Challenge
Below is a block of records; repeat each one exactly.

Material to process
---+---

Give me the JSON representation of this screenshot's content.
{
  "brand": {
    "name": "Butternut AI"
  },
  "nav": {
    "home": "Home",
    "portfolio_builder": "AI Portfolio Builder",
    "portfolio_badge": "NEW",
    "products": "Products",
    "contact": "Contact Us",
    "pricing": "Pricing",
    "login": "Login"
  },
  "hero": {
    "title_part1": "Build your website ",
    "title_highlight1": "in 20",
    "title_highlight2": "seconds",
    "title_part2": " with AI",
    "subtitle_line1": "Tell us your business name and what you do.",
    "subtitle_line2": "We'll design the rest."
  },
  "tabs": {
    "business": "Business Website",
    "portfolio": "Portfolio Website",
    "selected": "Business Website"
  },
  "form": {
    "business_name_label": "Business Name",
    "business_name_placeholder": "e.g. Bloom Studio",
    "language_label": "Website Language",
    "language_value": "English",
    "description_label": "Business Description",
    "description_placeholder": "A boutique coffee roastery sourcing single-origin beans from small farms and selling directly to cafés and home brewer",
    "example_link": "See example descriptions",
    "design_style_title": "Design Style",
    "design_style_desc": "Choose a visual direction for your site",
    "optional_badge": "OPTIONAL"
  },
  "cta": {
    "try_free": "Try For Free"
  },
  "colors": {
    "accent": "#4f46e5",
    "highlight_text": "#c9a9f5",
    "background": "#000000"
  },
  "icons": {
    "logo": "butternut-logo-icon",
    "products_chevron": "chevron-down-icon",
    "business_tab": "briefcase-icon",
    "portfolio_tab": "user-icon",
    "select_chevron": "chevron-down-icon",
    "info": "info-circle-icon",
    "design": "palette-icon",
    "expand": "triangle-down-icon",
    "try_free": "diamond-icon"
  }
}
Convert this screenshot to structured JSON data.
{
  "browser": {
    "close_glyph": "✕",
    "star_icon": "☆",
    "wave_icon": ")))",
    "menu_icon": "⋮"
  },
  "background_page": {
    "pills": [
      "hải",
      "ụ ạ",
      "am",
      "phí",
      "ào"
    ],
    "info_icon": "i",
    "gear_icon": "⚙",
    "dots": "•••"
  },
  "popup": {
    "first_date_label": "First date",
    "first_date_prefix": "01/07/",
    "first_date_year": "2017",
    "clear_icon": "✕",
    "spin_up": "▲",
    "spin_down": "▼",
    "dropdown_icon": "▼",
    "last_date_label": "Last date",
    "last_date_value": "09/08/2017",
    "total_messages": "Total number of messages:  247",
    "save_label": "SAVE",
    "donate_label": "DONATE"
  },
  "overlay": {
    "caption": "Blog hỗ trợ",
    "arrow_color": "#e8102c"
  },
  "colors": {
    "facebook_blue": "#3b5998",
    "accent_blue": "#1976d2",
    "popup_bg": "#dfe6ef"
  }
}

---+---

Answer to this task
Give me the JSON representation of this screenshot's content.
{
  "brand": {
    "name": "Butternut AI"
  },
  "nav": {
    "home": "Home",
    "portfolio_builder": "AI Portfolio Builder",
    "portfolio_badge": "NEW",
    "products": "Products",
    "contact": "Contact Us",
    "pricing": "Pricing",
    "login": "Login"
  },
  "hero": {
    "title_part1": "Build your website ",
    "title_highlight1": "in 20",
    "title_highlight2": "seconds",
    "title_part2": " with AI",
    "subtitle_line1": "Tell us your business name and what you do.",
    "subtitle_line2": "We'll design the rest."
  },
  "tabs": {
    "business": "Business Website",
    "portfolio": "Portfolio Website",
    "selected": "Business Website"
  },
  "form": {
    "business_name_label": "Business Name",
    "business_name_placeholder": "e.g. Bloom Studio",
    "language_label": "Website Language",
    "language_value": "English",
    "description_label": "Business Description",
    "description_placeholder": "A boutique coffee roastery sourcing single-origin beans from small farms and selling directly to cafés and home brewer",
    "example_link": "See example descriptions",
    "design_style_title": "Design Style",
    "design_style_desc": "Choose a visual direction for your site",
    "optional_badge": "OPTIONAL"
  },
  "cta": {
    "try_free": "Try For Free"
  },
  "colors": {
    "accent": "#4f46e5",
    "highlight_text": "#c9a9f5",
    "background": "#000000"
  },
  "icons": {
    "logo": "butternut-logo-icon",
    "products_chevron": "chevron-down-icon",
    "business_tab": "briefcase-icon",
    "portfolio_tab": "user-icon",
    "select_chevron": "chevron-down-icon",
    "info": "info-circle-icon",
    "design": "palette-icon",
    "expand": "triangle-down-icon",
    "try_free": "diamond-icon"
  }
}
Convert this screenshot to structured JSON data.
{
  "browser": {
    "close_glyph": "✕",
    "star_icon": "☆",
    "wave_icon": ")))",
    "menu_icon": "⋮"
  },
  "background_page": {
    "pills": [
      "hải",
      "ụ ạ",
      "am",
      "phí",
      "ào"
    ],
    "info_icon": "i",
    "gear_icon": "⚙",
    "dots": "•••"
  },
  "popup": {
    "first_date_label": "First date",
    "first_date_prefix": "01/07/",
    "first_date_year": "2017",
    "clear_icon": "✕",
    "spin_up": "▲",
    "spin_down": "▼",
    "dropdown_icon": "▼",
    "last_date_label": "Last date",
    "last_date_value": "09/08/2017",
    "total_messages": "Total number of messages:  247",
    "save_label": "SAVE",
    "donate_label": "DONATE"
  },
  "overlay": {
    "caption": "Blog hỗ trợ",
    "arrow_color": "#e8102c"
  },
  "colors": {
    "facebook_blue": "#3b5998",
    "accent_blue": "#1976d2",
    "popup_bg": "#dfe6ef"
  }
}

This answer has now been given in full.